*EXERCISE*
Whenever a line contains the string "this", copy it out of the entries.

*MATERIAL FOR THE TASK*
** Start **

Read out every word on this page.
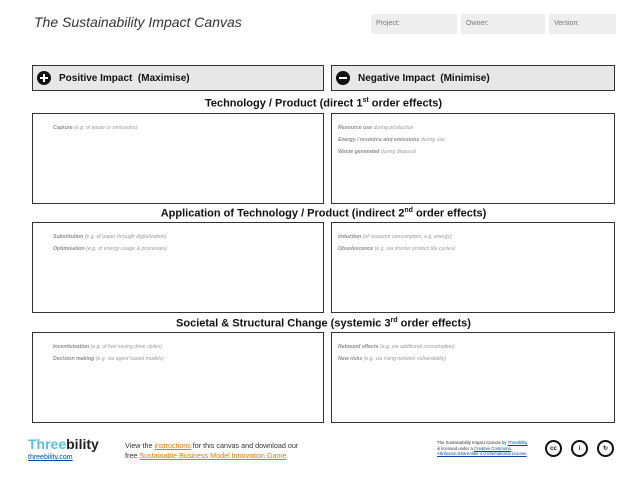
The Sustainability Impact Canvas	Project:	Owner:	Version:
Positive Impact  (Maximise)	Negative Impact  (Minimise)
Technology / Product (direct 1st order effects)
Capture (e.g. of waste or emissions)	Resource use during production
Energy / resource and emissions during use
Waste generated during disposal
Application of Technology / Product (indirect 2nd order effects)
Substitution (e.g. of paper through digitalization)
Optimisation (e.g. of energy usage & processes)
Induction (of resource consumption, e.g. energy)
Obsolescence (e.g. via shorter product life cycles)
Societal & Structural Change (systemic 3rd order effects)
Incentivization (e.g. of fuel saving drive styles)
Decision making (e.g. via agent based models)
Rebound effects (e.g. via additional consumption)
New risks (e.g. via rising network vulnerability)
Threebility
threebility.com
View the instructions for this canvas and download our
free Sustainable Business Model Innovation Game
The Sustainability Impact Canvas by Threebility
is licensed under a Creative Commons
Attribution-ShareAlike 4.0 International License.
cc	i	↻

** End **

*COMPLETED EXERCISE*
Read out every word on this page.
View the instructions for this canvas and download our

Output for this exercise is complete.